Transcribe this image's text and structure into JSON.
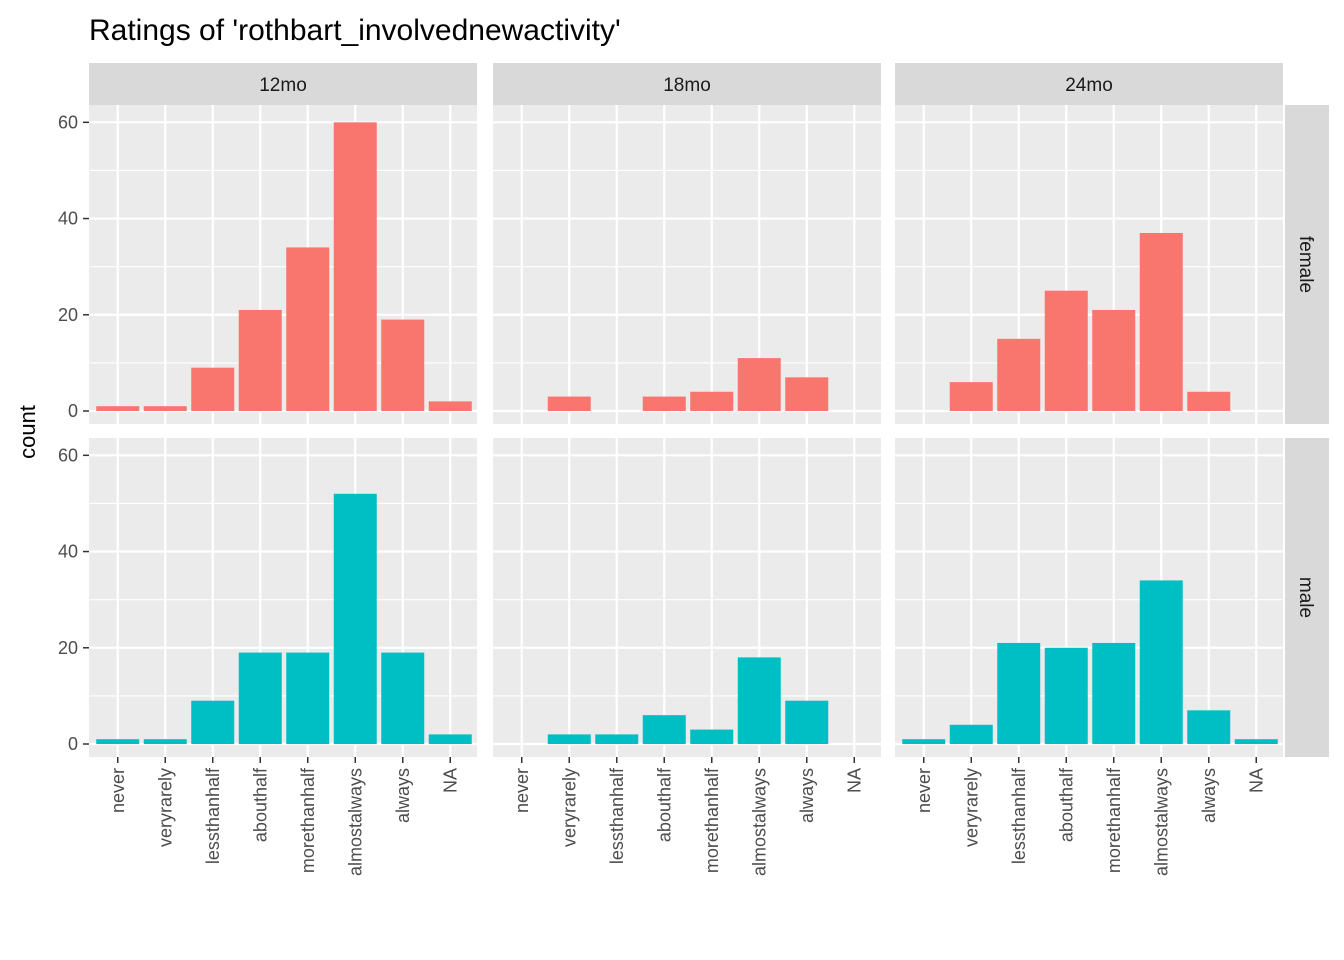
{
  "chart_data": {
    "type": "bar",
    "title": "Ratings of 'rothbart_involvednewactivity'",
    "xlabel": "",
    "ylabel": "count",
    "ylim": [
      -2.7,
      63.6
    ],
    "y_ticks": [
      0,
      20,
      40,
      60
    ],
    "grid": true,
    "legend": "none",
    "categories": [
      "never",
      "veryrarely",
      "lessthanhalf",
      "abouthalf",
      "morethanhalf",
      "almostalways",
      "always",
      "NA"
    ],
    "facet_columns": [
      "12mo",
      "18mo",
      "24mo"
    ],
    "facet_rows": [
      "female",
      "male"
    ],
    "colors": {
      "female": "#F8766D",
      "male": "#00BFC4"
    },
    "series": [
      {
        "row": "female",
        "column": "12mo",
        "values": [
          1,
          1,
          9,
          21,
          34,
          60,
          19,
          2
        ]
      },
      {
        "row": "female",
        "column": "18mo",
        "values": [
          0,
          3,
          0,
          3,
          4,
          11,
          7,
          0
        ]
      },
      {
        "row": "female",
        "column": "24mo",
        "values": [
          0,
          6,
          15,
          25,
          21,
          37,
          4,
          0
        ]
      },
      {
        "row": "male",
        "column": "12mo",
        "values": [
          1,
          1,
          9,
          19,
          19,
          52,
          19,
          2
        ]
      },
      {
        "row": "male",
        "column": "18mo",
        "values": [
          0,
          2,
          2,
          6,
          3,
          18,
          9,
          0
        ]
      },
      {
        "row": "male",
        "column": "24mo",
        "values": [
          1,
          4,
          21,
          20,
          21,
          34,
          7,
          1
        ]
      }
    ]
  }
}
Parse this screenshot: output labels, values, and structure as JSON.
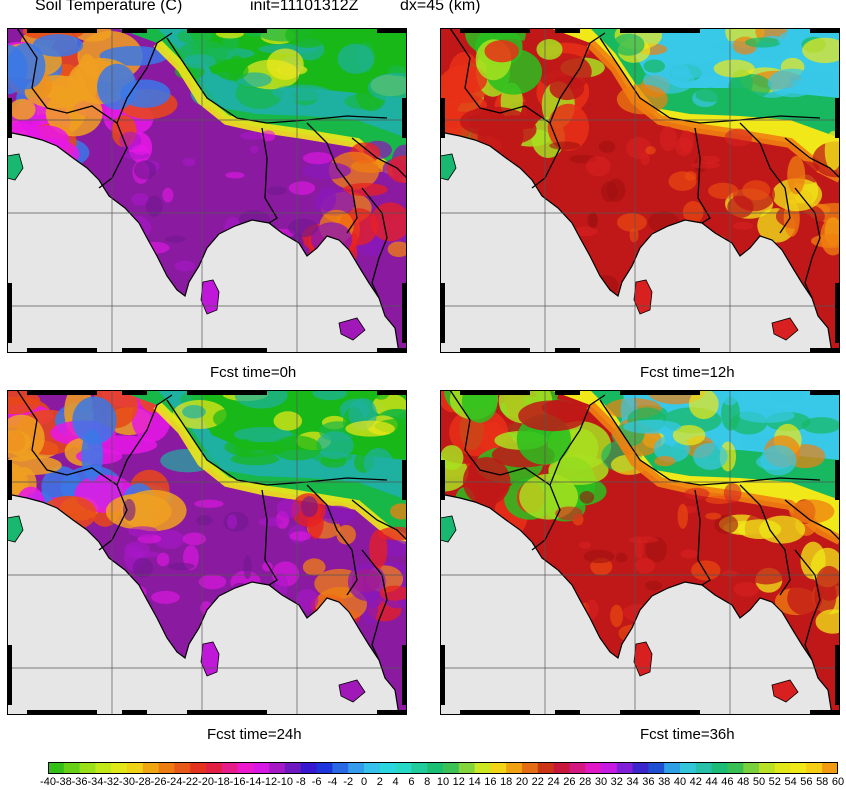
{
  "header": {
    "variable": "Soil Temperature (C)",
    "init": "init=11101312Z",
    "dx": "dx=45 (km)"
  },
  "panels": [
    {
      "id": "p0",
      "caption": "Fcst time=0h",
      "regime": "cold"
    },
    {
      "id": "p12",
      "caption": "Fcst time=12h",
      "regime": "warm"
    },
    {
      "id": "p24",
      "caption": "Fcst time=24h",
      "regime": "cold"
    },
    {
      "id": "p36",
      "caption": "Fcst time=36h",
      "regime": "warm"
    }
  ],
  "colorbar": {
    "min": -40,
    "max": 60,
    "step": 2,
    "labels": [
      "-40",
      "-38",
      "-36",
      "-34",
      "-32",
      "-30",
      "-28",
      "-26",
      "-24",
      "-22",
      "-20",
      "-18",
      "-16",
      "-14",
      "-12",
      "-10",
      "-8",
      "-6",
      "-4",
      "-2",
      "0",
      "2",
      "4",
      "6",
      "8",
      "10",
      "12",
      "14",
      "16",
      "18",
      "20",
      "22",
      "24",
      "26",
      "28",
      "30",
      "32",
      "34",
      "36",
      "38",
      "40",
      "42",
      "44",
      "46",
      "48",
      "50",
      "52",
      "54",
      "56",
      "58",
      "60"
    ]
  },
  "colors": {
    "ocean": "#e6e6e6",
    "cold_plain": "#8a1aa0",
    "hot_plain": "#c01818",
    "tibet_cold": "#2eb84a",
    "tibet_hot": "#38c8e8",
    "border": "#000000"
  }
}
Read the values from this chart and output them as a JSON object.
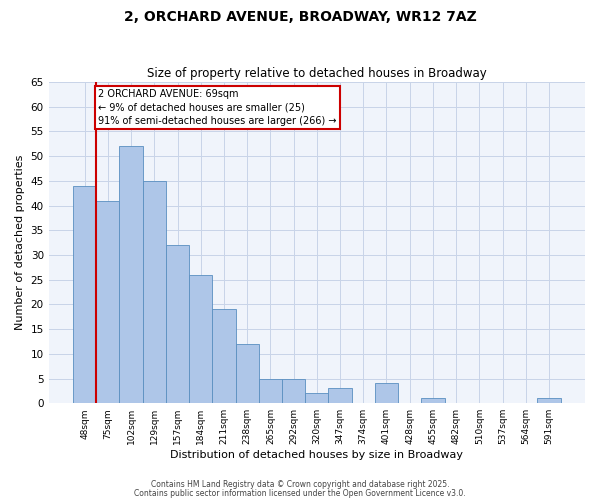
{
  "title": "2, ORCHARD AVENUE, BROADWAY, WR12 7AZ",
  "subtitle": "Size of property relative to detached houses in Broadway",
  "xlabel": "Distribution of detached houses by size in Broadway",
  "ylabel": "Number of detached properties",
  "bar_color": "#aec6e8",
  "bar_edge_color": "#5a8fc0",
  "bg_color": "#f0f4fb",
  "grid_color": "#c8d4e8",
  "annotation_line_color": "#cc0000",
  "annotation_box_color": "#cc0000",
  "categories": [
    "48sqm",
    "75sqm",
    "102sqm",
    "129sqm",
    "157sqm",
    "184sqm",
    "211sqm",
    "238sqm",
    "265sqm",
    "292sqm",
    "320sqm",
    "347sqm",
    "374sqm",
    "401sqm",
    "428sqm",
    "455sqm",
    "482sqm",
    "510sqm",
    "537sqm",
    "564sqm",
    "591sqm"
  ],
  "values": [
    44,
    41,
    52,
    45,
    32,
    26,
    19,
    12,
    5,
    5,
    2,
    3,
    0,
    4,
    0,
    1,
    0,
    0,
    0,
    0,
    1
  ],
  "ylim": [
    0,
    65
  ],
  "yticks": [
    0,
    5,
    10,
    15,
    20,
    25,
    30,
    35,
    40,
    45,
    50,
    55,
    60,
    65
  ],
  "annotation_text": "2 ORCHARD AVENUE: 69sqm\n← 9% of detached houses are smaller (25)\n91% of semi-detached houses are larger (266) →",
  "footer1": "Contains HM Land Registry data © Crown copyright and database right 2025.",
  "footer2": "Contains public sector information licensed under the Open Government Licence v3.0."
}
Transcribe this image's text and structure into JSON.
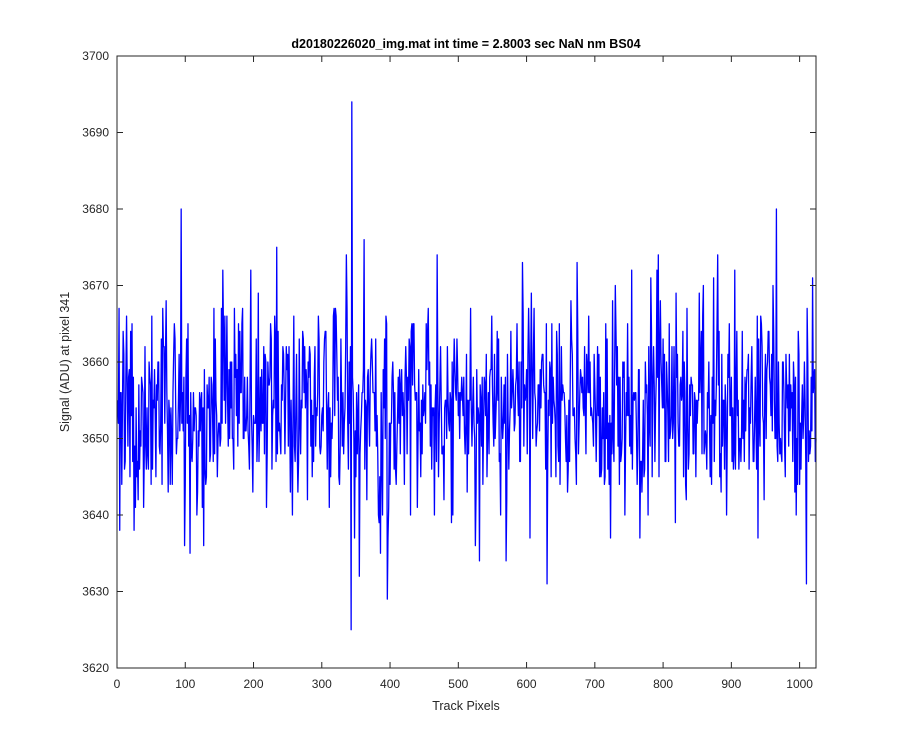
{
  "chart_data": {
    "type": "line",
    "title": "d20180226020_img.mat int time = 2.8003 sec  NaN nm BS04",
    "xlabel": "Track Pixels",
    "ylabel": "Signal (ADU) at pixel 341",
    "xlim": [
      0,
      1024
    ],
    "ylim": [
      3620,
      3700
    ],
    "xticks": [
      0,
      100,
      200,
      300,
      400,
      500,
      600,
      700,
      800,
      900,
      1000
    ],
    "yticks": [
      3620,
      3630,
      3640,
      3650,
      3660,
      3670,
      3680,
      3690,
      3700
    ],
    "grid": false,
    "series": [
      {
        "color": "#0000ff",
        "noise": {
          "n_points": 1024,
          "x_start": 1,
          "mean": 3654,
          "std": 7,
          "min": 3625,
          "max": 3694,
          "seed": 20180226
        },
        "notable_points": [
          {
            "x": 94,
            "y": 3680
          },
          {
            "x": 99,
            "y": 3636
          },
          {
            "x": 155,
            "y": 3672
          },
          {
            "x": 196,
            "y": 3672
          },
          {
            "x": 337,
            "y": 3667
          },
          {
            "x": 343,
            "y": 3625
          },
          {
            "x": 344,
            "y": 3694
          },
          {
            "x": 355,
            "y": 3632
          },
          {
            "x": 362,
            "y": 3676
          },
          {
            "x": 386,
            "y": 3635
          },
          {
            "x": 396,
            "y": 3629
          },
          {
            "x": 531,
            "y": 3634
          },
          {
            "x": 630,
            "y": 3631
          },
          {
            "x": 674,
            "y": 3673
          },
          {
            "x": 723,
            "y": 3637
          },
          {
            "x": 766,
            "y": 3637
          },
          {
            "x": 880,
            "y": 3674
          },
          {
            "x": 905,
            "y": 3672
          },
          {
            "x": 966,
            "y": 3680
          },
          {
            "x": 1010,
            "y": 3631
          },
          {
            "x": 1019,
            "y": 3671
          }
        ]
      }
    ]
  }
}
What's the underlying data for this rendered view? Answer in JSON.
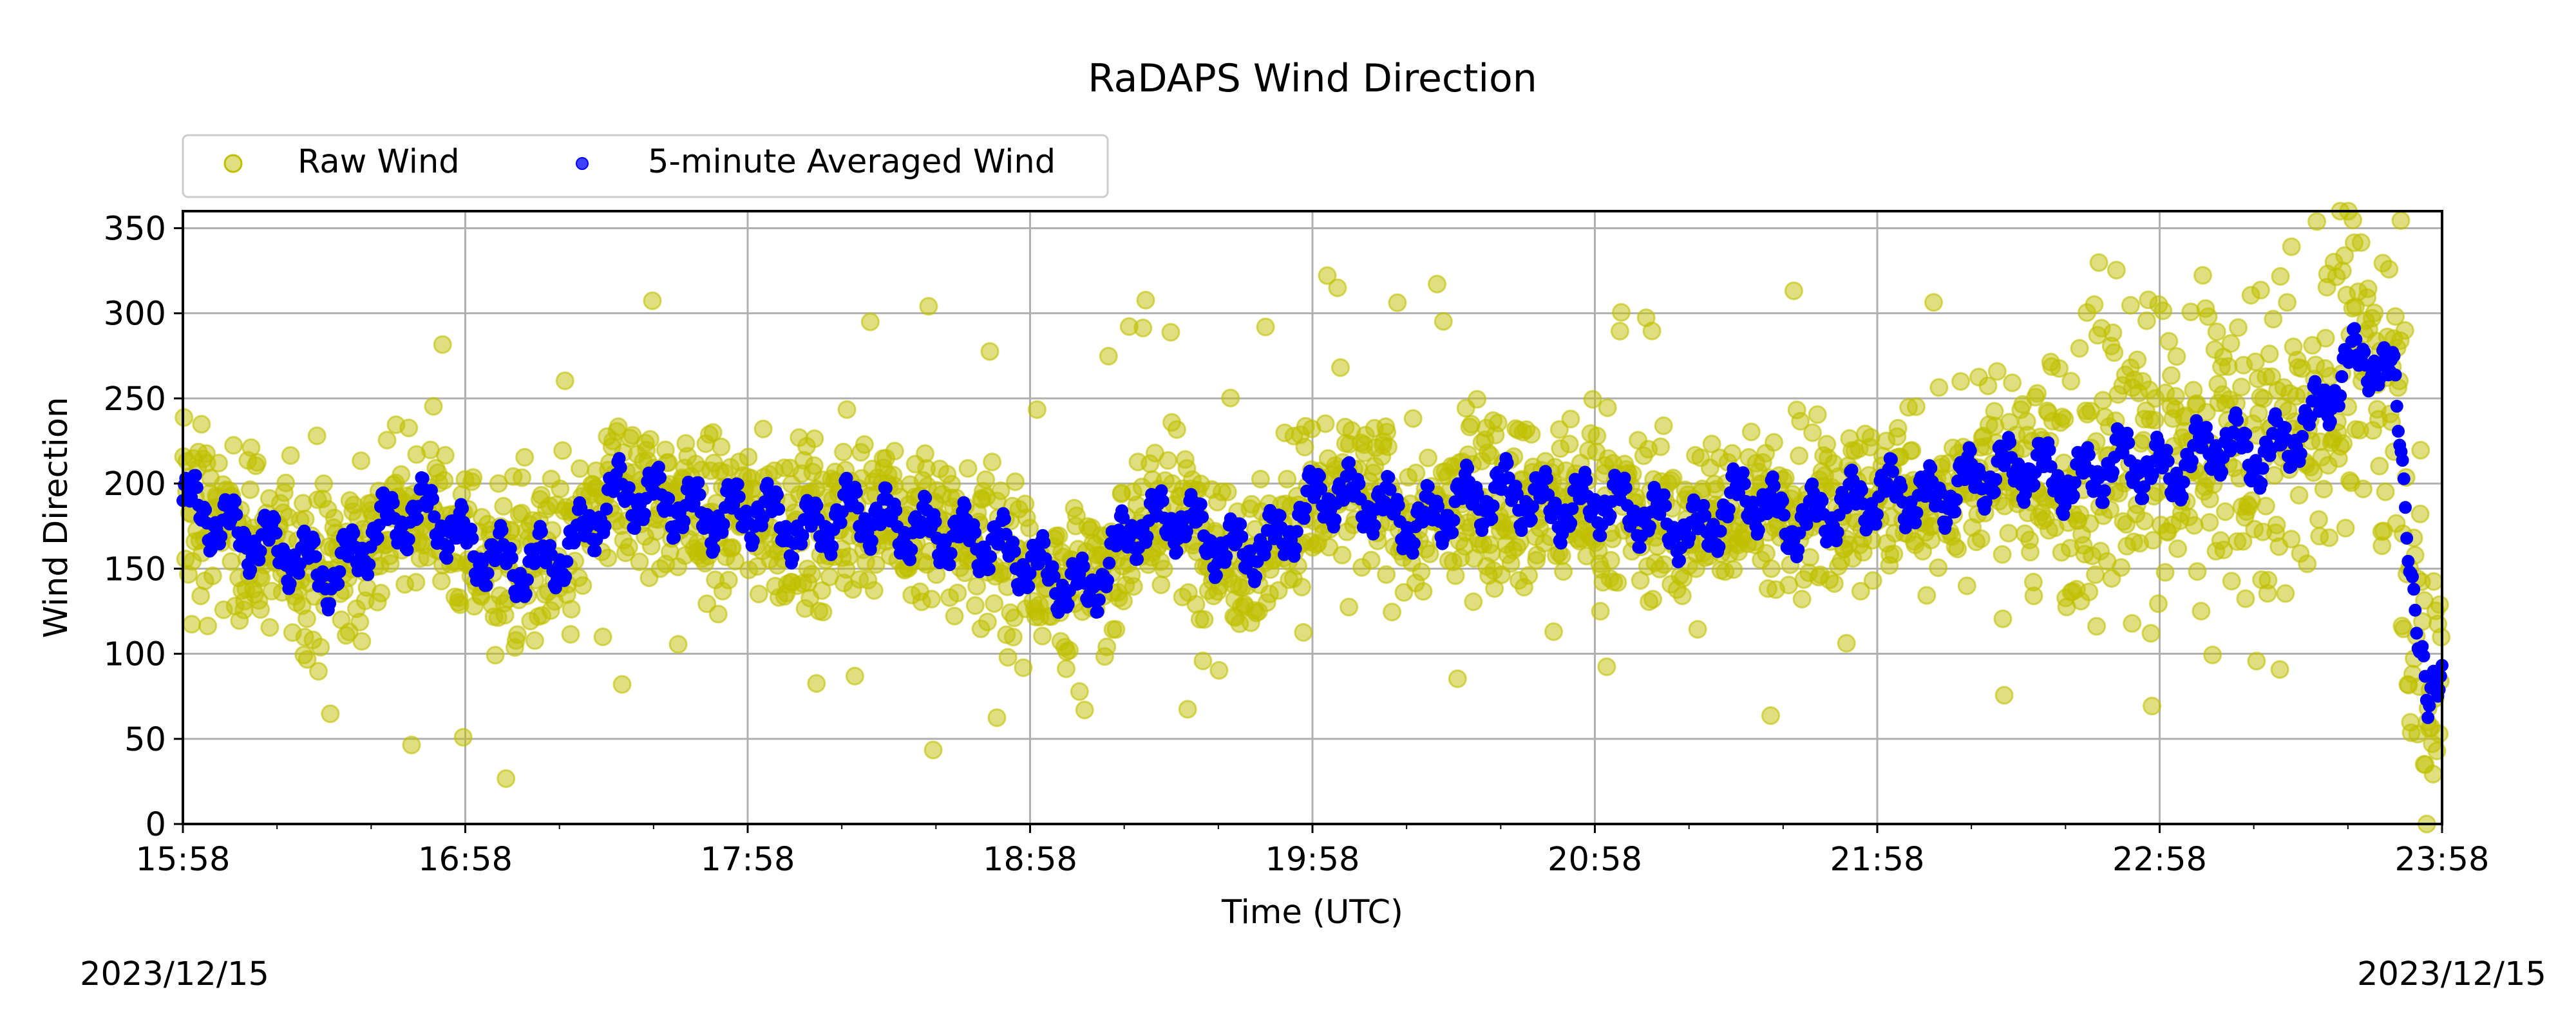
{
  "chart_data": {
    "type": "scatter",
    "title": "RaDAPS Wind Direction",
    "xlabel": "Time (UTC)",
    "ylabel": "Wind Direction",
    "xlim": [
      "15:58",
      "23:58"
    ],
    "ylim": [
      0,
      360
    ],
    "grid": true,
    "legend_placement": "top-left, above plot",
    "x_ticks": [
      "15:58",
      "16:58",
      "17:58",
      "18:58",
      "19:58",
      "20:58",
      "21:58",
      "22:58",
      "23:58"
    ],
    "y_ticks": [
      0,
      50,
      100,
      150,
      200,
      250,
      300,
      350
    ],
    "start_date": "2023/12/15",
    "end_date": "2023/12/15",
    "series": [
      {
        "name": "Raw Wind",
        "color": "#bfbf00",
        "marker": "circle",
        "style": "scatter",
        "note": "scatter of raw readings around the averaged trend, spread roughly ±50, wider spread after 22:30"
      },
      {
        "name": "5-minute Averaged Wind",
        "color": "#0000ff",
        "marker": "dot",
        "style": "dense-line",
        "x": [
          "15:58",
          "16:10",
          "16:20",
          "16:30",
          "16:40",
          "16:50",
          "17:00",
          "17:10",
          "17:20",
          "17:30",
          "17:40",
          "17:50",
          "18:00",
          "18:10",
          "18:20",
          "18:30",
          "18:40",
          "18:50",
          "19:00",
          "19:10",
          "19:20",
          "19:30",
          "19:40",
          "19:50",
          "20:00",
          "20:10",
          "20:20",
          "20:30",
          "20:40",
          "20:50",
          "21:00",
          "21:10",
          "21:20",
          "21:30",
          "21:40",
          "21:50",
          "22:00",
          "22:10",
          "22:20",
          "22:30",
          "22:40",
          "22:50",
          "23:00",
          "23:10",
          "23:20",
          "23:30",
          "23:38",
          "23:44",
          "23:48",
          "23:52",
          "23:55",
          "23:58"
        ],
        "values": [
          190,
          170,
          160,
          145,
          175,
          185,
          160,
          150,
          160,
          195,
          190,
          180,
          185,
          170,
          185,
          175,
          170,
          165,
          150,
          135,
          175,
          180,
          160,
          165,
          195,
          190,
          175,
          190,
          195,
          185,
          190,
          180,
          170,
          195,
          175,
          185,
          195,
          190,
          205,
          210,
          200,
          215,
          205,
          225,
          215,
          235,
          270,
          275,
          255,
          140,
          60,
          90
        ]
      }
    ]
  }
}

################

▸ Problem to solve
Each line of the material that holds the string "output" counts once; give the total alone.

▸ Correct response
2